Data items
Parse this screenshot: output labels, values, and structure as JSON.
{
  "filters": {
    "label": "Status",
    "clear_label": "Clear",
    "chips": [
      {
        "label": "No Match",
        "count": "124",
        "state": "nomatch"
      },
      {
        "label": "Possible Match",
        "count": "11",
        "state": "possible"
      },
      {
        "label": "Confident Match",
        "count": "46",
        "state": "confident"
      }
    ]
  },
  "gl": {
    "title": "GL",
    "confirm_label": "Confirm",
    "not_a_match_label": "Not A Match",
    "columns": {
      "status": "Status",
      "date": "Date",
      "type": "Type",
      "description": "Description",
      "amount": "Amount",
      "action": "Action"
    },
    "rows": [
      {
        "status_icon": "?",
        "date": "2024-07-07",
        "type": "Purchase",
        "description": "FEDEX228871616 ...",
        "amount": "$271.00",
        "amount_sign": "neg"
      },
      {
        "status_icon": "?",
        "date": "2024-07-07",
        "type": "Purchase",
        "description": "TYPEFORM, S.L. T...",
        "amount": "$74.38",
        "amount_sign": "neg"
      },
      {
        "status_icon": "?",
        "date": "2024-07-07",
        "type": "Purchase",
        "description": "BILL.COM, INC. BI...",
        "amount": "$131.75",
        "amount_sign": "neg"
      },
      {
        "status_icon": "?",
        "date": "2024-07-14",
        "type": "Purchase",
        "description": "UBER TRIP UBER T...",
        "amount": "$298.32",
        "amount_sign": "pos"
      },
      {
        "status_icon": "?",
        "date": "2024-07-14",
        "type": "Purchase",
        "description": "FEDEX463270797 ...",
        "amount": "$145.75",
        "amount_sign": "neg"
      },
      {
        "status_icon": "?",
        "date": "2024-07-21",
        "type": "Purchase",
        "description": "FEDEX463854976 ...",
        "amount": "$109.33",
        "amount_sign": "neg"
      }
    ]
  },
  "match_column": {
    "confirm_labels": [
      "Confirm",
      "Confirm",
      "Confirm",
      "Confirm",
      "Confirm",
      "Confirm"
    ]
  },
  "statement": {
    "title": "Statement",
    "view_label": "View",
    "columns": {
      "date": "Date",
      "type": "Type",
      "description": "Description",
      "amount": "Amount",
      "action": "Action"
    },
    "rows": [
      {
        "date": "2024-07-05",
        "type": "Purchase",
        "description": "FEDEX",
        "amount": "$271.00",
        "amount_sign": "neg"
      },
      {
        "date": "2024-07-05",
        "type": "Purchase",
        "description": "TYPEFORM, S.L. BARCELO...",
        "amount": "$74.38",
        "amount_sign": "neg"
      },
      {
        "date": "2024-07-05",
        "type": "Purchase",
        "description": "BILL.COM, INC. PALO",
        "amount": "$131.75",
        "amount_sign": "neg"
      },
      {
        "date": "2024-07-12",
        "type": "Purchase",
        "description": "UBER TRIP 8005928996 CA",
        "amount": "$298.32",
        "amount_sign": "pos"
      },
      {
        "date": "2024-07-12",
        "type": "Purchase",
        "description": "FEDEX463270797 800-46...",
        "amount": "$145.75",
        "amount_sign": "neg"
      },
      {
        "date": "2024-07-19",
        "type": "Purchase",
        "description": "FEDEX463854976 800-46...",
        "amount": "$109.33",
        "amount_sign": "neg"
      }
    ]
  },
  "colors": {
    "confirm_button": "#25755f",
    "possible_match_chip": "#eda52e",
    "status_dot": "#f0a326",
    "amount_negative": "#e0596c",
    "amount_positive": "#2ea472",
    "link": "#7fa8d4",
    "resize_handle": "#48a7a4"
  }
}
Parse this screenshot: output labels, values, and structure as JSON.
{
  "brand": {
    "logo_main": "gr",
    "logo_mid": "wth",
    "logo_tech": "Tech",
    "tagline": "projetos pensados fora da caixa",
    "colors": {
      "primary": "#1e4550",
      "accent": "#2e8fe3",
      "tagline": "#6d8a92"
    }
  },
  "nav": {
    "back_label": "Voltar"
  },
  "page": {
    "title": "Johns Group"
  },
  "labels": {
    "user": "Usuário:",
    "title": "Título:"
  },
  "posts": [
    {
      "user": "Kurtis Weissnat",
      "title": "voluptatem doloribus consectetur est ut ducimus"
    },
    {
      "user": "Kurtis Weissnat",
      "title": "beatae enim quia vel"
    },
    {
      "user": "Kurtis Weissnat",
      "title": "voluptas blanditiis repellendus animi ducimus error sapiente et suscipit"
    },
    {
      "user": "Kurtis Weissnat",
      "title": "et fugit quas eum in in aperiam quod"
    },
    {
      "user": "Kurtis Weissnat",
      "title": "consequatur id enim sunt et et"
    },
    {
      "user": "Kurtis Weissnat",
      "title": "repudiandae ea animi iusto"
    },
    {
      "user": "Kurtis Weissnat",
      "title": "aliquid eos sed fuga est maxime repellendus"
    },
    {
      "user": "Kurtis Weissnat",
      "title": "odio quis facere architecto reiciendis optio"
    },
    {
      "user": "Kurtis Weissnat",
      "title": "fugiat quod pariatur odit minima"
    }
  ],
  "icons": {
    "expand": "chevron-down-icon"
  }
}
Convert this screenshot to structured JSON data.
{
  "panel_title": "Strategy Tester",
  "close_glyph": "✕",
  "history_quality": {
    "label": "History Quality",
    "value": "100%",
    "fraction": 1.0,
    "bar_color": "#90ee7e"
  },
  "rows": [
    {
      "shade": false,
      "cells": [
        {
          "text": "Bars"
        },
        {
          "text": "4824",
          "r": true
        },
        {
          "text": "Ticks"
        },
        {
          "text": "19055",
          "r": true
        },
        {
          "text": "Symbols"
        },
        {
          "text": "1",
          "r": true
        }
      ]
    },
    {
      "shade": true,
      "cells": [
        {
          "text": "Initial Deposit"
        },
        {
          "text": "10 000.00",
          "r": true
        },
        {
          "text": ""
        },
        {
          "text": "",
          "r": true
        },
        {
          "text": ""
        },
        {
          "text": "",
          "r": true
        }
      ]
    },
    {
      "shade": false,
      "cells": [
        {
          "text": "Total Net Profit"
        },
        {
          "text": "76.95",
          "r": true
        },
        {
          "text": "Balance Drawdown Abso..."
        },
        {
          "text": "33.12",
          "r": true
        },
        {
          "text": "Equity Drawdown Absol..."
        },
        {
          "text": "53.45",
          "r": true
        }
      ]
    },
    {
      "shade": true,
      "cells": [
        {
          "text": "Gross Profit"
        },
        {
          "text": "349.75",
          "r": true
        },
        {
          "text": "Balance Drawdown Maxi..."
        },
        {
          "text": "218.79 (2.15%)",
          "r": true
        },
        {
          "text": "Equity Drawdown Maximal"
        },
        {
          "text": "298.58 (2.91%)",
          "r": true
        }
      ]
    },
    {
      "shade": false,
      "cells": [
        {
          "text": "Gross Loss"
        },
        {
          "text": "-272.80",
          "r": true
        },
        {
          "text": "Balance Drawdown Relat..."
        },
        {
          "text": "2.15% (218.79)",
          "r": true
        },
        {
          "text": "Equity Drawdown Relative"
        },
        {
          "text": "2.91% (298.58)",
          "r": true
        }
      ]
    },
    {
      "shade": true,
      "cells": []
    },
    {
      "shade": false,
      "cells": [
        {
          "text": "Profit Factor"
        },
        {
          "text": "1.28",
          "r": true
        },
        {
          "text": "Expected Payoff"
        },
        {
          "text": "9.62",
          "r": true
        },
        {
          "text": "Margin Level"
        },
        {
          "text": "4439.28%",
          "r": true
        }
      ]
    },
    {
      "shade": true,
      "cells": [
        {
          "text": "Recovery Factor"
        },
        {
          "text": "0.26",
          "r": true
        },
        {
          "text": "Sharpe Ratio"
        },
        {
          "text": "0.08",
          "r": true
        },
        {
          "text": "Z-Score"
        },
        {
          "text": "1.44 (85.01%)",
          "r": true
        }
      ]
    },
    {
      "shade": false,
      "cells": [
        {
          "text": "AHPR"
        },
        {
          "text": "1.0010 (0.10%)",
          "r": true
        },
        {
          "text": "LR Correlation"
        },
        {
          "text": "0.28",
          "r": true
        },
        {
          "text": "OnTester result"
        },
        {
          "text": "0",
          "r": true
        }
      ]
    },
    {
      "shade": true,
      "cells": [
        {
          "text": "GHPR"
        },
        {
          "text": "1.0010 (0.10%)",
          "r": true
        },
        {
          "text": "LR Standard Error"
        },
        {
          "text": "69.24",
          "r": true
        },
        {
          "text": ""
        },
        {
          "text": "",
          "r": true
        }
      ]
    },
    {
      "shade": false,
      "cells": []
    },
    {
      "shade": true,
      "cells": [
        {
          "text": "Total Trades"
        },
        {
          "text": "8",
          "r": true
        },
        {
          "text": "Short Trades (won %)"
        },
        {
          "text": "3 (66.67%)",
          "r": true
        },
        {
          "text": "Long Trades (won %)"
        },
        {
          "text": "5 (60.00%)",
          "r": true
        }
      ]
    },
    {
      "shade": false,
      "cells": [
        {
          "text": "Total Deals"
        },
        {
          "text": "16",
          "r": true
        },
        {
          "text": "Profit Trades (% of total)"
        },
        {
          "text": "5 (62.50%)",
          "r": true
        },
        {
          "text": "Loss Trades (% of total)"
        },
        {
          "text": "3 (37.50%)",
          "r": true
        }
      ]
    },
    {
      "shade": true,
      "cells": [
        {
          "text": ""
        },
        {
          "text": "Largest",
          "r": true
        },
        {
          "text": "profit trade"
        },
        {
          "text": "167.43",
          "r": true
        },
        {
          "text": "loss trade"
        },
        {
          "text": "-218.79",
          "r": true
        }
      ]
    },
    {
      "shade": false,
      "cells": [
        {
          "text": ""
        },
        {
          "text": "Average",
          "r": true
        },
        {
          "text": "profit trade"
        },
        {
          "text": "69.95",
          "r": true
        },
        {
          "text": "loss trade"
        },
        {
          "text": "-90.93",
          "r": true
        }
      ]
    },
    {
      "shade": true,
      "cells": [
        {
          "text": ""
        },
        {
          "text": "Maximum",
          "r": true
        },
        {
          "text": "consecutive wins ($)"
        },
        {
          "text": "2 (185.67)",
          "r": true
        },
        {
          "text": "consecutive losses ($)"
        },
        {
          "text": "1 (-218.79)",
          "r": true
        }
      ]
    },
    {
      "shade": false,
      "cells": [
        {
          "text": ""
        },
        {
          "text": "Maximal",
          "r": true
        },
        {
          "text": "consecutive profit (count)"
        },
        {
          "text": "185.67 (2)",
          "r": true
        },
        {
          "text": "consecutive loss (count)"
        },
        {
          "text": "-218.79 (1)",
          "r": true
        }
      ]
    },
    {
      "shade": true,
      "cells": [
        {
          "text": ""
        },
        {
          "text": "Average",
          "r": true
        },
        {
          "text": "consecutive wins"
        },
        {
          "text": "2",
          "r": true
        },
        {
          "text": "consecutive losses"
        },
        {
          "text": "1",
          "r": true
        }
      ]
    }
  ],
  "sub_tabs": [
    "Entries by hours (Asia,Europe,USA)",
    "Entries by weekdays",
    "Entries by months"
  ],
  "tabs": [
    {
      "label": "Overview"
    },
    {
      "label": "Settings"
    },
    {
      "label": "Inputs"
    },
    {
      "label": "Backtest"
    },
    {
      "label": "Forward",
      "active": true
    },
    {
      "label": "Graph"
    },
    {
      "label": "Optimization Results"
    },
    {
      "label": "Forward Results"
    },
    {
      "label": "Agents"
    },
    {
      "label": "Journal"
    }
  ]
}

■ **THE TASK**
Pull every line containing "Results" from the data.

■ **COMPLETED EXERCISE**
      "label": "Optimization Results"
      "label": "Forward Results"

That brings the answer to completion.